→ DATASET RECORDS:
>> start

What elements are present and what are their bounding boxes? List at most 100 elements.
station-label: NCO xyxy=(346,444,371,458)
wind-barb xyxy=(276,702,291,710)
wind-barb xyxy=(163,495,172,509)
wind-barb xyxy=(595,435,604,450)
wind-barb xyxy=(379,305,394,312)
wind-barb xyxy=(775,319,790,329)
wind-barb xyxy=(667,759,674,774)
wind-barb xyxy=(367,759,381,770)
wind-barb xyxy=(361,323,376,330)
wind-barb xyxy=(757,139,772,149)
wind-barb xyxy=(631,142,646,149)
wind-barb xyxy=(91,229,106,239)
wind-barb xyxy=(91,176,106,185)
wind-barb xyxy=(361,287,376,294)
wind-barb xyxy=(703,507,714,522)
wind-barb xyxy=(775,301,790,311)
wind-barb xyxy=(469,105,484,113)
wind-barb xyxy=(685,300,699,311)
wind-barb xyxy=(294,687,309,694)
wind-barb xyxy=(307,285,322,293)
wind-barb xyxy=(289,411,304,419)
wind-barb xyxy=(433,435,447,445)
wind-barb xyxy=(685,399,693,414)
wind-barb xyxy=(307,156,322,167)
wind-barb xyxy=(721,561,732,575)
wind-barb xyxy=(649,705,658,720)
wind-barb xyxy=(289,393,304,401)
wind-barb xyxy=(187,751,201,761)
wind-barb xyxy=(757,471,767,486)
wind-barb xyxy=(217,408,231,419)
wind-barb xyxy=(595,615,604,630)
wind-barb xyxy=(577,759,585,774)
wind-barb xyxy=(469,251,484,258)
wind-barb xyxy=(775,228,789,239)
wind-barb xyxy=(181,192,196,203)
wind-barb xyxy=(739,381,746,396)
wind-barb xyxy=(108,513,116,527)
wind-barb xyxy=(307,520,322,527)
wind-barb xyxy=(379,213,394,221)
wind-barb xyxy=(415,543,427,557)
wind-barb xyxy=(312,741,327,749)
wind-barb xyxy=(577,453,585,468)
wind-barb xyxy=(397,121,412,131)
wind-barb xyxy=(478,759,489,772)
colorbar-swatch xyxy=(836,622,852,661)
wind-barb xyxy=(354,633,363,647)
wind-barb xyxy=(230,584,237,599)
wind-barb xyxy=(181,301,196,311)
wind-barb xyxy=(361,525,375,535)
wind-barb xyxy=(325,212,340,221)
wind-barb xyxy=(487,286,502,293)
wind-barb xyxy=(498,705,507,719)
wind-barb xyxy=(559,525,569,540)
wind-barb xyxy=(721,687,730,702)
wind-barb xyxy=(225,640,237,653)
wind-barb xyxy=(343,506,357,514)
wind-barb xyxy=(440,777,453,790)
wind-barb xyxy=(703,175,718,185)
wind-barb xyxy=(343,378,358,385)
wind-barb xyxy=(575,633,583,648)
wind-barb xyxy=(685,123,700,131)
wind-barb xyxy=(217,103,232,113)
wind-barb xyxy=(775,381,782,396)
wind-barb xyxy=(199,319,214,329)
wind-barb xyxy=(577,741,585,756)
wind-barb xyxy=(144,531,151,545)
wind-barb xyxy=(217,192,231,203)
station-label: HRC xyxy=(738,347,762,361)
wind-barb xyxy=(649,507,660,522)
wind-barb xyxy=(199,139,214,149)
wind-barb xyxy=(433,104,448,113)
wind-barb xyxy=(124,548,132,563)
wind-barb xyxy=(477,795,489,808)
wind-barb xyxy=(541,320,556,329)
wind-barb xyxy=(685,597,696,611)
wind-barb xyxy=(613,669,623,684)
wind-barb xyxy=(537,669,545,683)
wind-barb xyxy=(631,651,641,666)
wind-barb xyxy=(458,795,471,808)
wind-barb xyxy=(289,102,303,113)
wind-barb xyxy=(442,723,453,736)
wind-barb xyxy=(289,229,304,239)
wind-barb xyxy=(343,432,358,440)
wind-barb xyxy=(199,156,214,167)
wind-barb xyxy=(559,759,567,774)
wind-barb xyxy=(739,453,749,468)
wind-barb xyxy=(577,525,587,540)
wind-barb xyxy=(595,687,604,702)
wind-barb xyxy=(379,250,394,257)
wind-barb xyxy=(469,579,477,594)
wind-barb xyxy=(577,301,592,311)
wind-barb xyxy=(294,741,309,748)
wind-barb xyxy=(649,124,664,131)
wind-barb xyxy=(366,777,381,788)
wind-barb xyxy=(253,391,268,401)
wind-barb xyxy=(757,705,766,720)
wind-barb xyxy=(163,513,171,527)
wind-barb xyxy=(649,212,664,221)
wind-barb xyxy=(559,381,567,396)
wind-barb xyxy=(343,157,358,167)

>> end

→ CHALLENGE: Reproduce the records above line for line, changing nothing.

→ ANSWER TO THE PROBLEM:
What elements are present and what are their bounding boxes? List at most 100 elements.
station-label: NCO xyxy=(346,444,371,458)
wind-barb xyxy=(276,702,291,710)
wind-barb xyxy=(163,495,172,509)
wind-barb xyxy=(595,435,604,450)
wind-barb xyxy=(379,305,394,312)
wind-barb xyxy=(775,319,790,329)
wind-barb xyxy=(667,759,674,774)
wind-barb xyxy=(367,759,381,770)
wind-barb xyxy=(361,323,376,330)
wind-barb xyxy=(757,139,772,149)
wind-barb xyxy=(631,142,646,149)
wind-barb xyxy=(91,229,106,239)
wind-barb xyxy=(91,176,106,185)
wind-barb xyxy=(361,287,376,294)
wind-barb xyxy=(703,507,714,522)
wind-barb xyxy=(775,301,790,311)
wind-barb xyxy=(469,105,484,113)
wind-barb xyxy=(685,300,699,311)
wind-barb xyxy=(294,687,309,694)
wind-barb xyxy=(307,285,322,293)
wind-barb xyxy=(289,411,304,419)
wind-barb xyxy=(433,435,447,445)
wind-barb xyxy=(685,399,693,414)
wind-barb xyxy=(307,156,322,167)
wind-barb xyxy=(721,561,732,575)
wind-barb xyxy=(649,705,658,720)
wind-barb xyxy=(289,393,304,401)
wind-barb xyxy=(187,751,201,761)
wind-barb xyxy=(757,471,767,486)
wind-barb xyxy=(217,408,231,419)
wind-barb xyxy=(595,615,604,630)
wind-barb xyxy=(577,759,585,774)
wind-barb xyxy=(469,251,484,258)
wind-barb xyxy=(775,228,789,239)
wind-barb xyxy=(181,192,196,203)
wind-barb xyxy=(739,381,746,396)
wind-barb xyxy=(108,513,116,527)
wind-barb xyxy=(307,520,322,527)
wind-barb xyxy=(379,213,394,221)
wind-barb xyxy=(415,543,427,557)
wind-barb xyxy=(312,741,327,749)
wind-barb xyxy=(577,453,585,468)
wind-barb xyxy=(397,121,412,131)
wind-barb xyxy=(478,759,489,772)
colorbar-swatch xyxy=(836,622,852,661)
wind-barb xyxy=(354,633,363,647)
wind-barb xyxy=(230,584,237,599)
wind-barb xyxy=(181,301,196,311)
wind-barb xyxy=(361,525,375,535)
wind-barb xyxy=(325,212,340,221)
wind-barb xyxy=(487,286,502,293)
wind-barb xyxy=(498,705,507,719)
wind-barb xyxy=(559,525,569,540)
wind-barb xyxy=(721,687,730,702)
wind-barb xyxy=(225,640,237,653)
wind-barb xyxy=(343,506,357,514)
wind-barb xyxy=(440,777,453,790)
wind-barb xyxy=(703,175,718,185)
wind-barb xyxy=(343,378,358,385)
wind-barb xyxy=(575,633,583,648)
wind-barb xyxy=(685,123,700,131)
wind-barb xyxy=(217,103,232,113)
wind-barb xyxy=(775,381,782,396)
wind-barb xyxy=(199,319,214,329)
wind-barb xyxy=(577,741,585,756)
wind-barb xyxy=(144,531,151,545)
wind-barb xyxy=(217,192,231,203)
station-label: HRC xyxy=(738,347,762,361)
wind-barb xyxy=(649,507,660,522)
wind-barb xyxy=(199,139,214,149)
wind-barb xyxy=(433,104,448,113)
wind-barb xyxy=(124,548,132,563)
wind-barb xyxy=(477,795,489,808)
wind-barb xyxy=(541,320,556,329)
wind-barb xyxy=(685,597,696,611)
wind-barb xyxy=(613,669,623,684)
wind-barb xyxy=(537,669,545,683)
wind-barb xyxy=(631,651,641,666)
wind-barb xyxy=(458,795,471,808)
wind-barb xyxy=(289,102,303,113)
wind-barb xyxy=(442,723,453,736)
wind-barb xyxy=(289,229,304,239)
wind-barb xyxy=(343,432,358,440)
wind-barb xyxy=(199,156,214,167)
wind-barb xyxy=(559,759,567,774)
wind-barb xyxy=(739,453,749,468)
wind-barb xyxy=(577,525,587,540)
wind-barb xyxy=(595,687,604,702)
wind-barb xyxy=(379,250,394,257)
wind-barb xyxy=(469,579,477,594)
wind-barb xyxy=(577,301,592,311)
wind-barb xyxy=(294,741,309,748)
wind-barb xyxy=(649,124,664,131)
wind-barb xyxy=(366,777,381,788)
wind-barb xyxy=(253,391,268,401)
wind-barb xyxy=(757,705,766,720)
wind-barb xyxy=(163,513,171,527)
wind-barb xyxy=(649,212,664,221)
wind-barb xyxy=(559,381,567,396)
wind-barb xyxy=(343,157,358,167)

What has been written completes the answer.